EXTRACTED DATA:
----------------

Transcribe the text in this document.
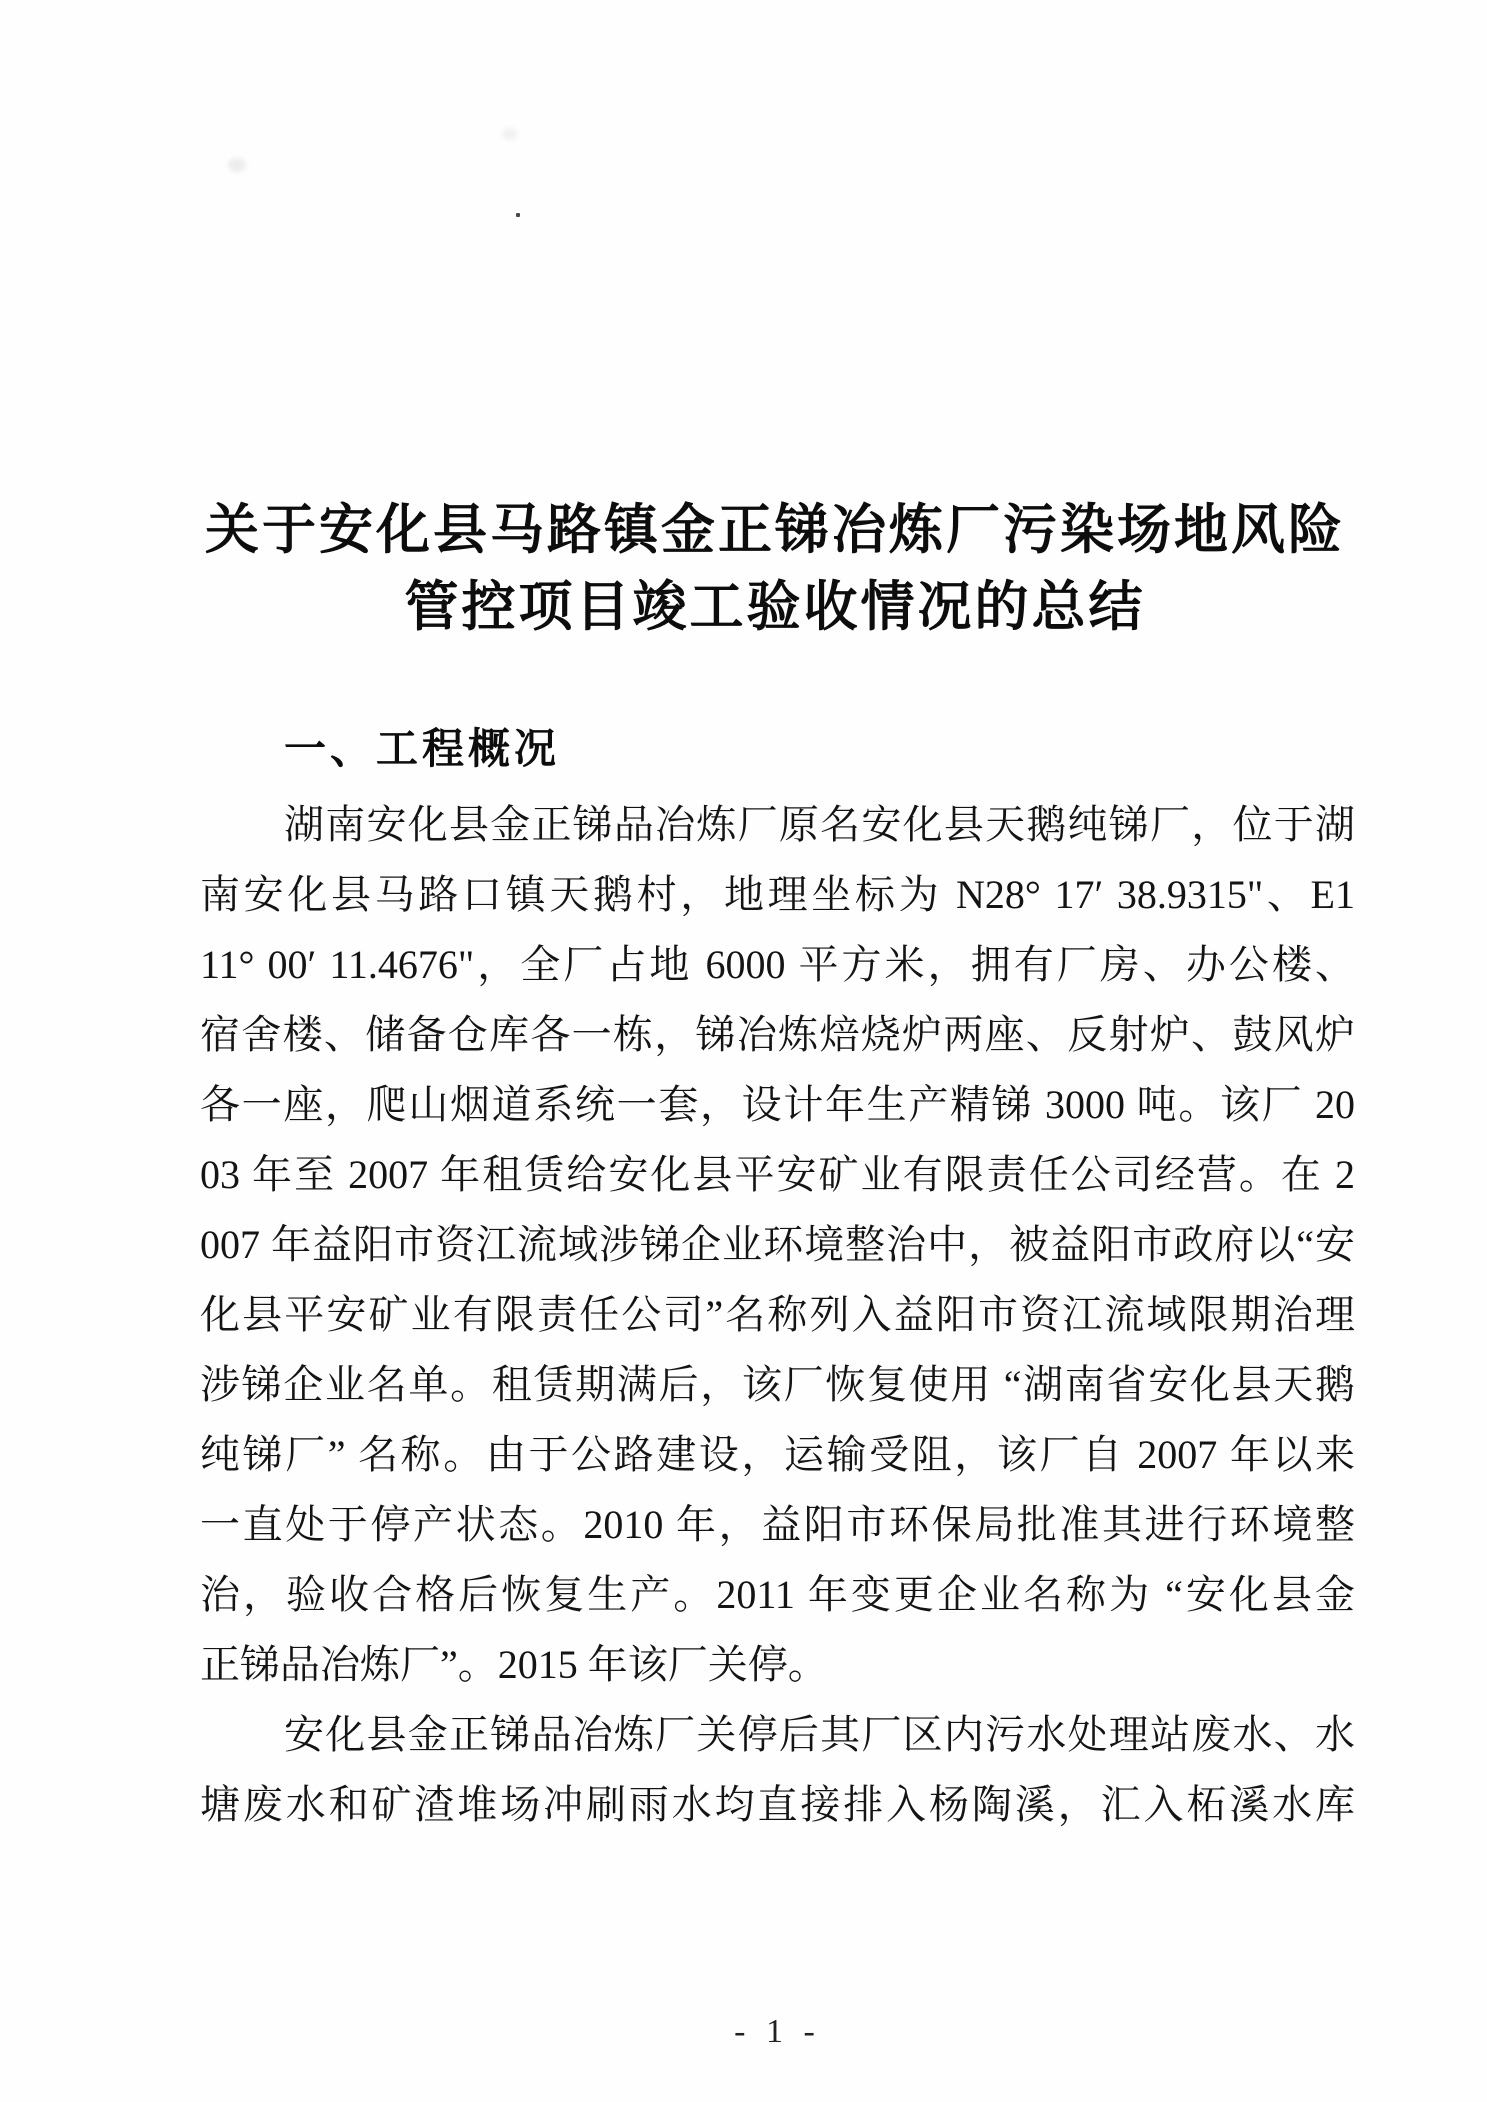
关于安化县马路镇金正锑冶炼厂污染场地风险
管控项目竣工验收情况的总结
一、工程概况
湖南安化县金正锑品冶炼厂原名安化县天鹅纯锑厂，位于湖
南安化县马路口镇天鹅村，地理坐标为 N28° 17′ 38.9315"、E1
11° 00′ 11.4676"，全厂占地 6000 平方米，拥有厂房、办公楼、
宿舍楼、储备仓库各一栋，锑冶炼焙烧炉两座、反射炉、鼓风炉
各一座，爬山烟道系统一套，设计年生产精锑 3000 吨。该厂 20
03 年至 2007 年租赁给安化县平安矿业有限责任公司经营。在 2
007 年益阳市资江流域涉锑企业环境整治中，被益阳市政府以“安
化县平安矿业有限责任公司”名称列入益阳市资江流域限期治理
涉锑企业名单。租赁期满后，该厂恢复使用 “湖南省安化县天鹅
纯锑厂” 名称。由于公路建设，运输受阻，该厂自 2007 年以来
一直处于停产状态。2010 年，益阳市环保局批准其进行环境整
治，验收合格后恢复生产。2011 年变更企业名称为 “安化县金
正锑品冶炼厂”。2015 年该厂关停。
安化县金正锑品冶炼厂关停后其厂区内污水处理站废水、水
塘废水和矿渣堆场冲刷雨水均直接排入杨陶溪，汇入柘溪水库
- 1 -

----------------

CHALLENGE:
Reproduce all of the data exactly; the pictures do not belong in the copy.

COMPLETE OUTPUT:
Transcribe the text in this document.
关于安化县马路镇金正锑冶炼厂污染场地风险
管控项目竣工验收情况的总结
一、工程概况
湖南安化县金正锑品冶炼厂原名安化县天鹅纯锑厂，位于湖
南安化县马路口镇天鹅村，地理坐标为 N28° 17′ 38.9315"、E1
11° 00′ 11.4676"，全厂占地 6000 平方米，拥有厂房、办公楼、
宿舍楼、储备仓库各一栋，锑冶炼焙烧炉两座、反射炉、鼓风炉
各一座，爬山烟道系统一套，设计年生产精锑 3000 吨。该厂 20
03 年至 2007 年租赁给安化县平安矿业有限责任公司经营。在 2
007 年益阳市资江流域涉锑企业环境整治中，被益阳市政府以“安
化县平安矿业有限责任公司”名称列入益阳市资江流域限期治理
涉锑企业名单。租赁期满后，该厂恢复使用 “湖南省安化县天鹅
纯锑厂” 名称。由于公路建设，运输受阻，该厂自 2007 年以来
一直处于停产状态。2010 年，益阳市环保局批准其进行环境整
治，验收合格后恢复生产。2011 年变更企业名称为 “安化县金
正锑品冶炼厂”。2015 年该厂关停。
安化县金正锑品冶炼厂关停后其厂区内污水处理站废水、水
塘废水和矿渣堆场冲刷雨水均直接排入杨陶溪，汇入柘溪水库
- 1 -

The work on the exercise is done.